» **Dataset records**
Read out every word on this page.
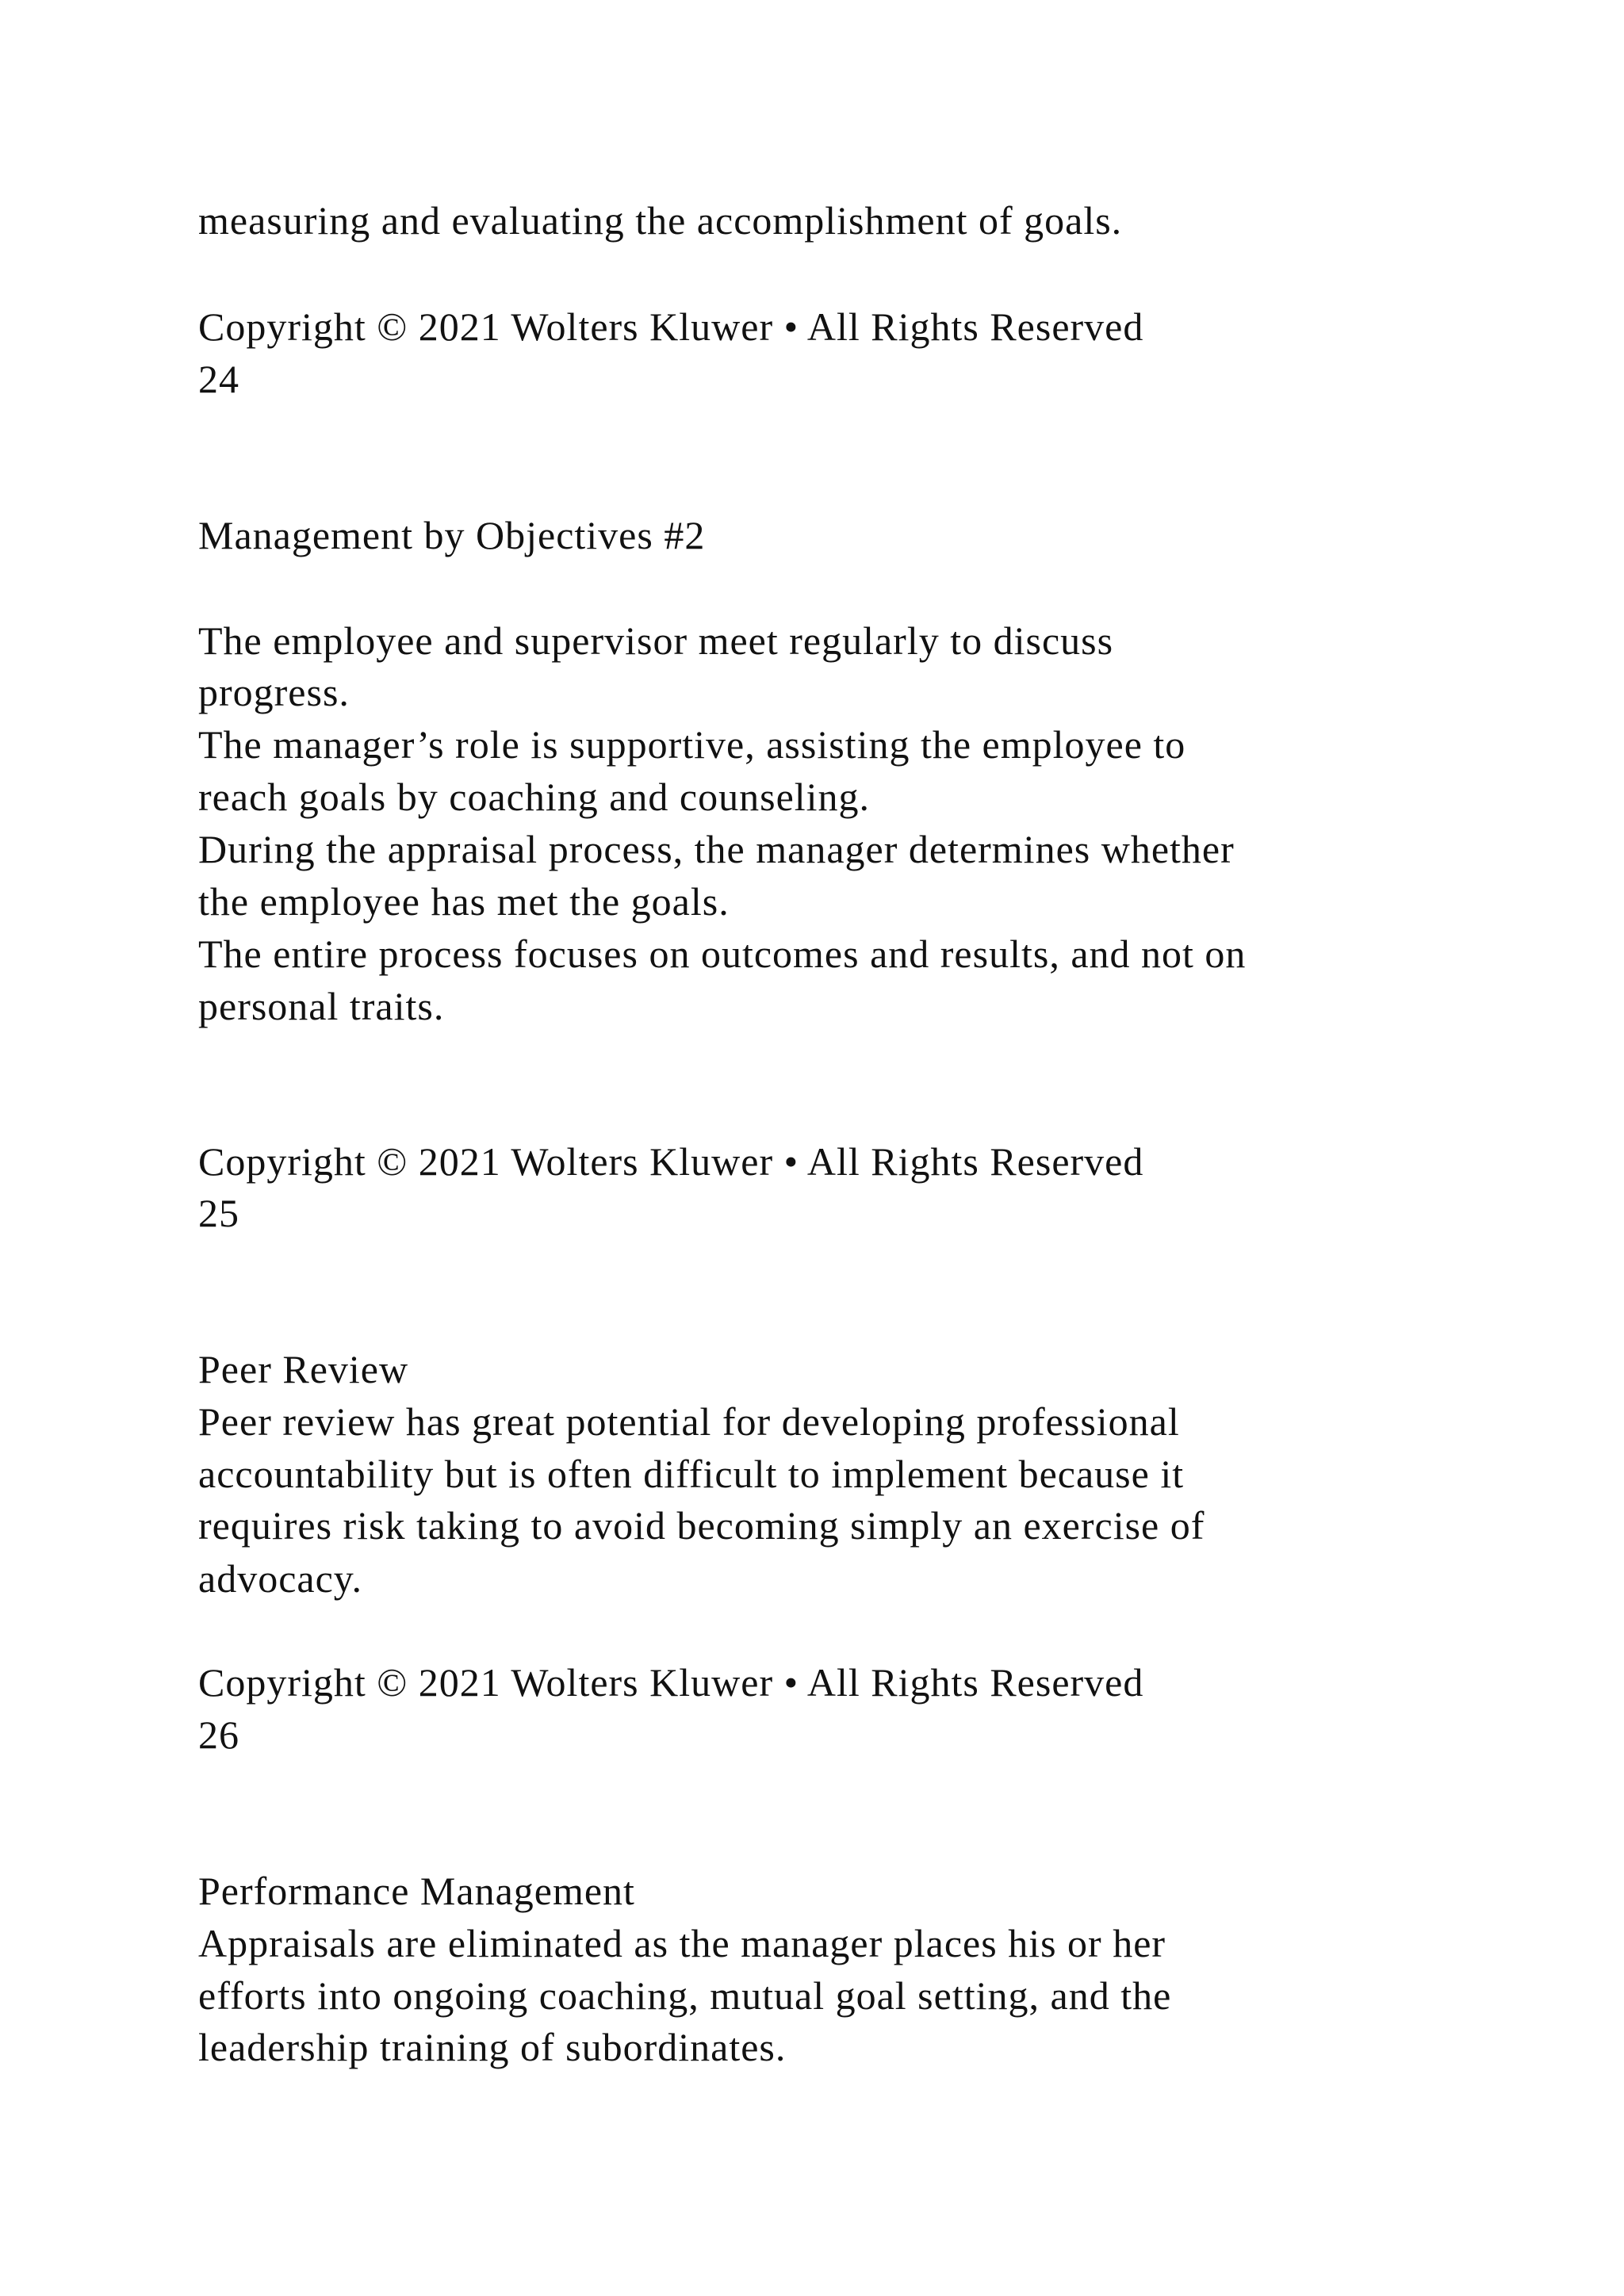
measuring and evaluating the accomplishment of goals.
Copyright © 2021 Wolters Kluwer • All Rights Reserved
24
Management by Objectives #2
The employee and supervisor meet regularly to discuss
progress.
The manager’s role is supportive, assisting the employee to
reach goals by coaching and counseling.
During the appraisal process, the manager determines whether
the employee has met the goals.
The entire process focuses on outcomes and results, and not on
personal traits.
Copyright © 2021 Wolters Kluwer • All Rights Reserved
25
Peer Review
Peer review has great potential for developing professional
accountability but is often difficult to implement because it
requires risk taking to avoid becoming simply an exercise of
advocacy.
Copyright © 2021 Wolters Kluwer • All Rights Reserved
26
Performance Management
Appraisals are eliminated as the manager places his or her
efforts into ongoing coaching, mutual goal setting, and the
leadership training of subordinates.
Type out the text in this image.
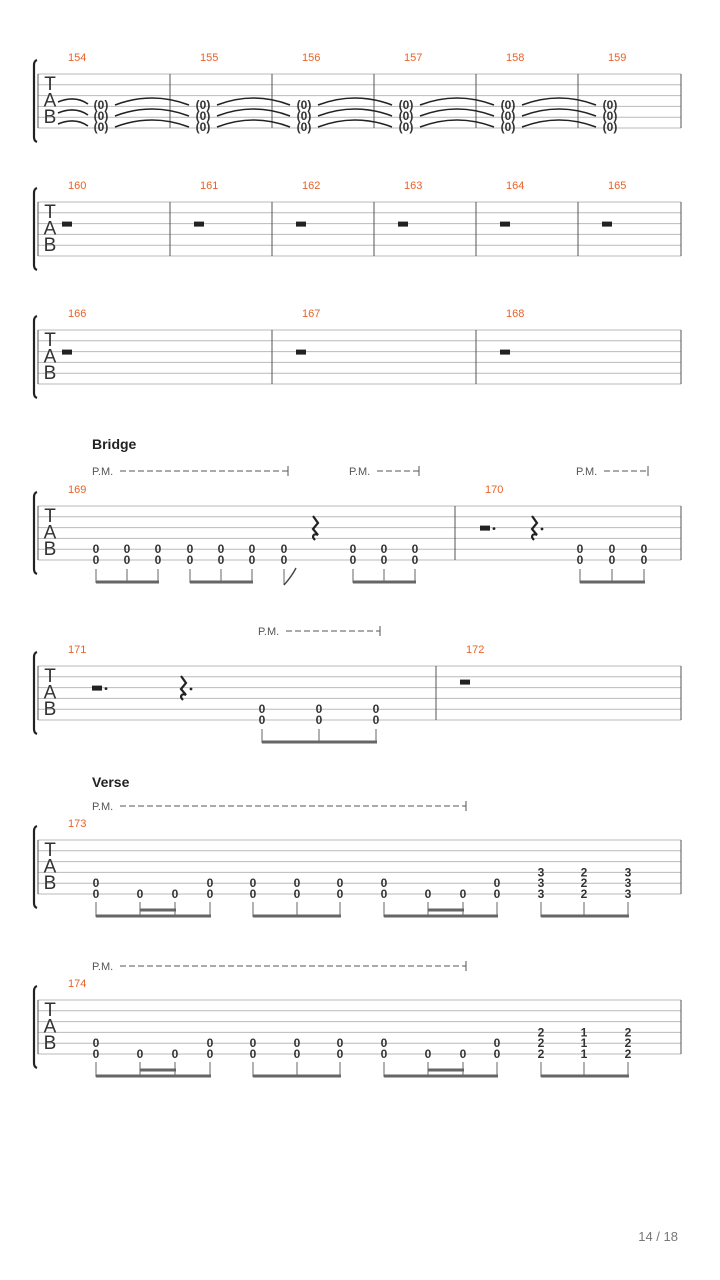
T
A
B
154	155	156	157	158	159
(0)
(0)
(0)
(0)
(0)
(0)
(0)
(0)
(0)
(0)
(0)
(0)
(0)
(0)
(0)
(0)
(0)
(0)
T
A
B
160	161	162	163	164	165
T
A
B
166	167	168
T
A
B
169	170
Bridge
P.M.	P.M.	P.M.
0
0
0
0
0
0
0
0
0
0
0
0
0
0
0
0
0
0
0
0
0
0
0
0
0
0
T
A
B
171	172
P.M.
0
0
0
0
0
0
T
A
B
173
Verse
P.M.
0
0	0 0
0
0
0
0
0
0
0
0
0
0	0 0
0
0
3
3
3
2
2
2
3
3
3
T
A
B
174
P.M.
0
0	0 0
0
0
0
0
0
0
0
0
0
0	0 0
0
0
2
2
2
1
1
1
2
2
2
14 / 18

» **What you have to do**
Count the lines that hold the string "coaching", and reply with that number alone.

» **Response for this exercise**
2